Exercise instructions |
Rewrite the stretch from the start of the material through the line containing "caret-right-icon [651, 129, 659, 137]", substituting "chevron-right-icon" for every "caret-right-icon" and leaving everything else unchanged.
─── Data in this exercise ───
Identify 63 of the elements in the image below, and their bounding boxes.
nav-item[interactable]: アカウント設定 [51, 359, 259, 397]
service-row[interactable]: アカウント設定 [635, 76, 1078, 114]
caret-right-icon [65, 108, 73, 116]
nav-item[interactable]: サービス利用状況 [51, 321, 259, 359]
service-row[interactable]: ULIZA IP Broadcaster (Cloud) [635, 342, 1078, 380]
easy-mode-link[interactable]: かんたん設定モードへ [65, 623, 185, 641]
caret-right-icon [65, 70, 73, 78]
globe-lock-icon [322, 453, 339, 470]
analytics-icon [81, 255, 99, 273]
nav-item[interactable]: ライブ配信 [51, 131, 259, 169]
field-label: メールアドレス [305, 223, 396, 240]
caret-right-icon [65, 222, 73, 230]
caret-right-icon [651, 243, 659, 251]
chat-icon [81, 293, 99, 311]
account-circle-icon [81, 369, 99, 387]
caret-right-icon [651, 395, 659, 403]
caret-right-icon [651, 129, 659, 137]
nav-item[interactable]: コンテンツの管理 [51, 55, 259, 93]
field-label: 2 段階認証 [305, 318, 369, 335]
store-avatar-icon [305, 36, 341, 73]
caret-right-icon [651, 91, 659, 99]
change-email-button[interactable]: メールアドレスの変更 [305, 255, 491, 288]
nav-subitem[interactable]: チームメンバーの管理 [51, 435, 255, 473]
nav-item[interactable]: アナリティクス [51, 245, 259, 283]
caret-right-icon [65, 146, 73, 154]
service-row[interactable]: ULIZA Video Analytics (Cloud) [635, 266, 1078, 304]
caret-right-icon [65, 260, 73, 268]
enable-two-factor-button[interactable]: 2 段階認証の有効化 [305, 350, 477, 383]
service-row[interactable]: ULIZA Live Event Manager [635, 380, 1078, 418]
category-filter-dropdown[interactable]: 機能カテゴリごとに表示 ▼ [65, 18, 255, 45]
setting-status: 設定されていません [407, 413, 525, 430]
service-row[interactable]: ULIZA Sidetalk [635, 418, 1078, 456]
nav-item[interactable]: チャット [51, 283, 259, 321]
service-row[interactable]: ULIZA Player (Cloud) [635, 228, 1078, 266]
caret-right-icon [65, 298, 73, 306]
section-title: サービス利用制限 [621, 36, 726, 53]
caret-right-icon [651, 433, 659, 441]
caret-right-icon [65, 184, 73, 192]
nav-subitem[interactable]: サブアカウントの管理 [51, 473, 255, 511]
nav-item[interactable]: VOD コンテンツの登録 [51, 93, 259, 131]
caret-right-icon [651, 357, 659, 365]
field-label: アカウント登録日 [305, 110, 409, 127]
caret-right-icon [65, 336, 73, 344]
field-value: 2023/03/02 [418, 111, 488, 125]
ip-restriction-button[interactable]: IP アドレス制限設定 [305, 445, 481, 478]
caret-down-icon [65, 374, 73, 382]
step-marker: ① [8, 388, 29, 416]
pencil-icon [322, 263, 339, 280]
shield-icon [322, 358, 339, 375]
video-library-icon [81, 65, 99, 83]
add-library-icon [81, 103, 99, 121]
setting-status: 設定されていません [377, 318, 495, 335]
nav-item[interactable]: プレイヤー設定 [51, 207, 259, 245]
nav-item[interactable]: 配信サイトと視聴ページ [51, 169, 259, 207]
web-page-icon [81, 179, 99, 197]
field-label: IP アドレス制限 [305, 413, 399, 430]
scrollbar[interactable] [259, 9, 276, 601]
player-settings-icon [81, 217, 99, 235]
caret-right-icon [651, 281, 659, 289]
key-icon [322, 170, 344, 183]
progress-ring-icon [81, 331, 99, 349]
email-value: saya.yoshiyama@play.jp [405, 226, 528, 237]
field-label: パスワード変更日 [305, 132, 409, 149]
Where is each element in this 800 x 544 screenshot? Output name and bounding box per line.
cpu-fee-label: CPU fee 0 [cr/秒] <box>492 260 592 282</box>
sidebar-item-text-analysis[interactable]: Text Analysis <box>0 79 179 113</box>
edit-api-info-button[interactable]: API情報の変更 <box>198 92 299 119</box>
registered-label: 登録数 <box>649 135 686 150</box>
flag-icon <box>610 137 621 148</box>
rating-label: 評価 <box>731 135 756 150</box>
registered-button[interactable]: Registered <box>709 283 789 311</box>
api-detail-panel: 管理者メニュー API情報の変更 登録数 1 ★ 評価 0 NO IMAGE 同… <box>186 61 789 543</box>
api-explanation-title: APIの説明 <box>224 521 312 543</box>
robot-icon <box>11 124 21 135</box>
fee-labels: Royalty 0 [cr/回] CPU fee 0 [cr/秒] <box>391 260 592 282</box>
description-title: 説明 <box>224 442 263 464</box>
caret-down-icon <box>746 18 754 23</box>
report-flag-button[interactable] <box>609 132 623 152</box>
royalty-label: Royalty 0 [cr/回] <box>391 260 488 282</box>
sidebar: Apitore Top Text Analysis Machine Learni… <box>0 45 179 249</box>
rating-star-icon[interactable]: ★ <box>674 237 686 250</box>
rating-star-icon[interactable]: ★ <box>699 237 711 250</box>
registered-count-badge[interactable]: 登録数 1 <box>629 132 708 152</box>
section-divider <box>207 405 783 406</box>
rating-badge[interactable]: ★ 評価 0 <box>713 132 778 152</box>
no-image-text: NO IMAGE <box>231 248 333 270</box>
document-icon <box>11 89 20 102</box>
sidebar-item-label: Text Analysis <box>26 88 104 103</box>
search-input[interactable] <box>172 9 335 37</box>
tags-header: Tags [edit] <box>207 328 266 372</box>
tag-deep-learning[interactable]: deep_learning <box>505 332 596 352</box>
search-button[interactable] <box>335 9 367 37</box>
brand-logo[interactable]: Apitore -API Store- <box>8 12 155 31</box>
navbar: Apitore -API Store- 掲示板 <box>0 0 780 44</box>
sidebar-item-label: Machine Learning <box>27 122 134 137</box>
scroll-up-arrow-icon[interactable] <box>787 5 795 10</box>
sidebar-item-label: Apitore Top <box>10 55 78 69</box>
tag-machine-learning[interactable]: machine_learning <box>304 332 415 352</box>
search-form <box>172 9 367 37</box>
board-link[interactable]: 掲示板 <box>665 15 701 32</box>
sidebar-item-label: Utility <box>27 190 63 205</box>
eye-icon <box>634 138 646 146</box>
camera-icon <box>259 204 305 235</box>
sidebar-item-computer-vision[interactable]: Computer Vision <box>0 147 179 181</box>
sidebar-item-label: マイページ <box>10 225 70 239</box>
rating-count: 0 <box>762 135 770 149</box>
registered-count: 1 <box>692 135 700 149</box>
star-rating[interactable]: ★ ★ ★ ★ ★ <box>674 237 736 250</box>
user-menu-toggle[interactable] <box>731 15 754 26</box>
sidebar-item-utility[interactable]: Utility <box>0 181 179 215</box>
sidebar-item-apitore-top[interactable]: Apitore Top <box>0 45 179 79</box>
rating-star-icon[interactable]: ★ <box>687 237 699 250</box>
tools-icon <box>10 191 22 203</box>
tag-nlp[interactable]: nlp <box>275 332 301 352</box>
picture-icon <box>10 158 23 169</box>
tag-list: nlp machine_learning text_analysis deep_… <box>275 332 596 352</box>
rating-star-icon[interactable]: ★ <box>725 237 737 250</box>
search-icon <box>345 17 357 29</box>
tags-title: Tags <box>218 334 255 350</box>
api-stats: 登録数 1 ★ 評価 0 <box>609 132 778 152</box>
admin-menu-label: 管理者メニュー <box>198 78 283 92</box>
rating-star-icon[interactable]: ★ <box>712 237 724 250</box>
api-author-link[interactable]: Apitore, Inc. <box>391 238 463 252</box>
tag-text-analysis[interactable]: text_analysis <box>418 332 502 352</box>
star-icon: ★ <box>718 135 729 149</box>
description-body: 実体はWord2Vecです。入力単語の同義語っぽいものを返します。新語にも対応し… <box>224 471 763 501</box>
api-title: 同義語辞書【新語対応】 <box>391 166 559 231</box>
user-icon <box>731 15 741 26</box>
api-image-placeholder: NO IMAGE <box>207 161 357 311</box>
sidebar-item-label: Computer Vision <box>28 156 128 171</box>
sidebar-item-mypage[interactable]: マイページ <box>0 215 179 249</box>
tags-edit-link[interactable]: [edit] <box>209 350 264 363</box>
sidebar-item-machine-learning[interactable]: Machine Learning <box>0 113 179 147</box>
───
Worked answer |
Identify 63 of the elements in the image below, and their bounding boxes.
nav-item[interactable]: アカウント設定 [51, 359, 259, 397]
service-row[interactable]: アカウント設定 [635, 76, 1078, 114]
chevron-right-icon [65, 108, 73, 116]
nav-item[interactable]: サービス利用状況 [51, 321, 259, 359]
service-row[interactable]: ULIZA IP Broadcaster (Cloud) [635, 342, 1078, 380]
easy-mode-link[interactable]: かんたん設定モードへ [65, 623, 185, 641]
chevron-right-icon [65, 70, 73, 78]
globe-lock-icon [322, 453, 339, 470]
analytics-icon [81, 255, 99, 273]
nav-item[interactable]: ライブ配信 [51, 131, 259, 169]
field-label: メールアドレス [305, 223, 396, 240]
chevron-right-icon [65, 222, 73, 230]
chevron-right-icon [651, 243, 659, 251]
chat-icon [81, 293, 99, 311]
account-circle-icon [81, 369, 99, 387]
chevron-right-icon [651, 395, 659, 403]
chevron-right-icon [651, 129, 659, 137]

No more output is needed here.